From the listing below, select every line where the word "Intensity" appears.

========

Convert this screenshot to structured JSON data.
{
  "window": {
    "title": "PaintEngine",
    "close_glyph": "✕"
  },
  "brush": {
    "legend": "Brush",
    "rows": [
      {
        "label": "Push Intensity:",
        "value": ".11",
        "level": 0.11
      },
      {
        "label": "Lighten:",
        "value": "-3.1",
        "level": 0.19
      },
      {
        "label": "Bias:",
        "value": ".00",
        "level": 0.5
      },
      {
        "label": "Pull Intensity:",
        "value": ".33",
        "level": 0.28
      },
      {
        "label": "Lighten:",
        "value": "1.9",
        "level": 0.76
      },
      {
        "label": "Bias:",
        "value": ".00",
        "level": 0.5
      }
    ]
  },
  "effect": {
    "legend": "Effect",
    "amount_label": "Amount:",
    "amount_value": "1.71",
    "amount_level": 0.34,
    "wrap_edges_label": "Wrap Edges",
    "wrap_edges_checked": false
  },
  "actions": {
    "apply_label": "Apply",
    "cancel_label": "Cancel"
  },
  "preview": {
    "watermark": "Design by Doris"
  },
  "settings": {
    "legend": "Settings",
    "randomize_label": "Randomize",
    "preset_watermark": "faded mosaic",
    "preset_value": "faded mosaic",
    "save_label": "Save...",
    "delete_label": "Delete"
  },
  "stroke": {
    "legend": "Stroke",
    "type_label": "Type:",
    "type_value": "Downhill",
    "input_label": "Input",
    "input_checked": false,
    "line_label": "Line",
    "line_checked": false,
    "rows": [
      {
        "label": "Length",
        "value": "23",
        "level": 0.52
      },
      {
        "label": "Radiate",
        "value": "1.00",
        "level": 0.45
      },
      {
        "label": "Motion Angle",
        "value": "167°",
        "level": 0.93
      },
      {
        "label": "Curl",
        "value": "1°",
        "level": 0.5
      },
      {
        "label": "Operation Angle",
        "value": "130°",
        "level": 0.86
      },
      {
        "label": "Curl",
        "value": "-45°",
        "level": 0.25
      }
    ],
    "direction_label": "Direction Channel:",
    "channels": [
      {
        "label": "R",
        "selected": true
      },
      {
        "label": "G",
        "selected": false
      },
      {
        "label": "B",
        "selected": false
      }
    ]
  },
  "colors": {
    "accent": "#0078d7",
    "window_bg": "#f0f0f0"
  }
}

========

# Solution below
        "label": "Push Intensity:",
        "label": "Pull Intensity:",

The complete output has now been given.